WRITTEN INSTRUCTION: Answer with one number: how many lines hold "screenshot".

⟨

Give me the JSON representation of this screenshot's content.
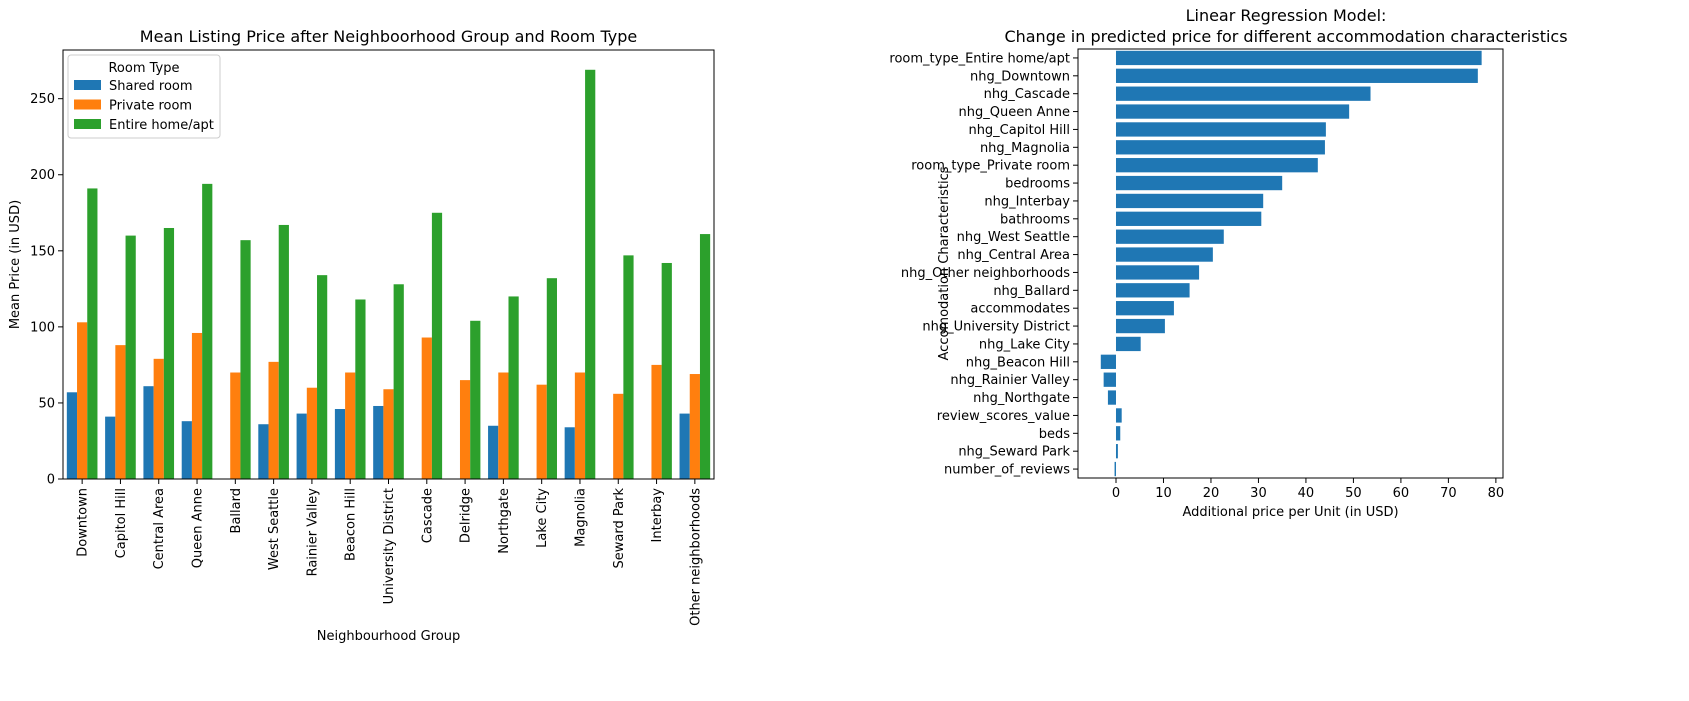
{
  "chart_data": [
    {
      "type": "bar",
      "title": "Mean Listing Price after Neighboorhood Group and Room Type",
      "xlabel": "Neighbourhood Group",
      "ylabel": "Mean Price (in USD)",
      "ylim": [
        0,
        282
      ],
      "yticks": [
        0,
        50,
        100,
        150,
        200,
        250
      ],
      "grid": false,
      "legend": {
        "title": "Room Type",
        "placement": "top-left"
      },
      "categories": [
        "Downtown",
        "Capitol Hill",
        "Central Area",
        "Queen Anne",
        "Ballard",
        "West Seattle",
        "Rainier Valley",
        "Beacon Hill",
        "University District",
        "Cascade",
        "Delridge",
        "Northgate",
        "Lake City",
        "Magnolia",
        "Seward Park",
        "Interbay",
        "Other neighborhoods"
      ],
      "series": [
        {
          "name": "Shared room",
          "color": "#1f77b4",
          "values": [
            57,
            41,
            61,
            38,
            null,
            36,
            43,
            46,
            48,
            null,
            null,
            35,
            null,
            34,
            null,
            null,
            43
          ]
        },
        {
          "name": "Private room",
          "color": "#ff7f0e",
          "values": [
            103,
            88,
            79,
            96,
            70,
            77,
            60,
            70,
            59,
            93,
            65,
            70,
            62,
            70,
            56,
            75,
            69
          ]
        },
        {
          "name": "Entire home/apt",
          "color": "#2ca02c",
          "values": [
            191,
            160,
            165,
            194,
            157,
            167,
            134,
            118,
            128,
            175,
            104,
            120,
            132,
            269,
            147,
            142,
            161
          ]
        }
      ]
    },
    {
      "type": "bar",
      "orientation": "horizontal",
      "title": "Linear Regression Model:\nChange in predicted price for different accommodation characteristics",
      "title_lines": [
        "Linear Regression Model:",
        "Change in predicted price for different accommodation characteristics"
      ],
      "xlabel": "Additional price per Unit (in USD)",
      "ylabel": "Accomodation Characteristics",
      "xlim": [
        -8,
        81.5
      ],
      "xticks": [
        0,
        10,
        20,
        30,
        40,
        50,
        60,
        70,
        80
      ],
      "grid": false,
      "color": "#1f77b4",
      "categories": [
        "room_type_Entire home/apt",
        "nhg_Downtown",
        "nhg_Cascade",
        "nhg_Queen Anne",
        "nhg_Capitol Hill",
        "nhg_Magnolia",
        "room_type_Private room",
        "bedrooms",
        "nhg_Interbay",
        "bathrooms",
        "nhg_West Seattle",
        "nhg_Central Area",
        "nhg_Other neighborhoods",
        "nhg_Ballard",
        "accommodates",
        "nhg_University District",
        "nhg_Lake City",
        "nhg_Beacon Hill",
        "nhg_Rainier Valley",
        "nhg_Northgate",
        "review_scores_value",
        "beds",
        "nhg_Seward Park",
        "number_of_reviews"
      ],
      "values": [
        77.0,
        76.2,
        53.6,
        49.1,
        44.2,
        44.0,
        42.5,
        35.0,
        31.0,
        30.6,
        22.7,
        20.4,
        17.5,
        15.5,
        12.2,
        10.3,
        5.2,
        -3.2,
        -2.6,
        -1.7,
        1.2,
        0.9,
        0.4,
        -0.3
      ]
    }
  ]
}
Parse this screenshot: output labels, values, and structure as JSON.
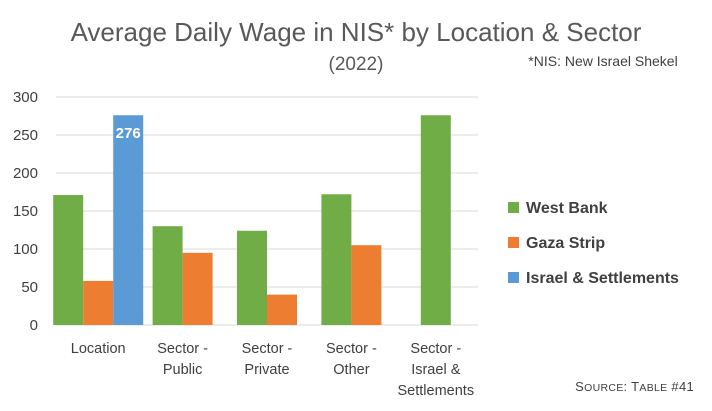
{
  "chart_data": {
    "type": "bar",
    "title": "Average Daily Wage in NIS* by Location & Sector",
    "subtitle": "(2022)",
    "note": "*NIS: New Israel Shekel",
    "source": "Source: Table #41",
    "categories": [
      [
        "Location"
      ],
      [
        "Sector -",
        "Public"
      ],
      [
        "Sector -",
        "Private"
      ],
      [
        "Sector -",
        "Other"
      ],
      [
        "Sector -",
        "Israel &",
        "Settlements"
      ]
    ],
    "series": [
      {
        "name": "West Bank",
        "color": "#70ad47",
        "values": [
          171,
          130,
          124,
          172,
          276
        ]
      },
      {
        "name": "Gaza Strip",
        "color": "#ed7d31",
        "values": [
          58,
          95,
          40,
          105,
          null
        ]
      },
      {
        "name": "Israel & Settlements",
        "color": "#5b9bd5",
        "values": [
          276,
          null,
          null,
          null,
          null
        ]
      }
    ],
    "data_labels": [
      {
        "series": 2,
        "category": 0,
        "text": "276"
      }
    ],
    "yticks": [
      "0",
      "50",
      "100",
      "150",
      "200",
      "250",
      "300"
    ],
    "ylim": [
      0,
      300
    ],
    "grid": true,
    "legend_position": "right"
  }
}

⟩

FINAL RESULT: 2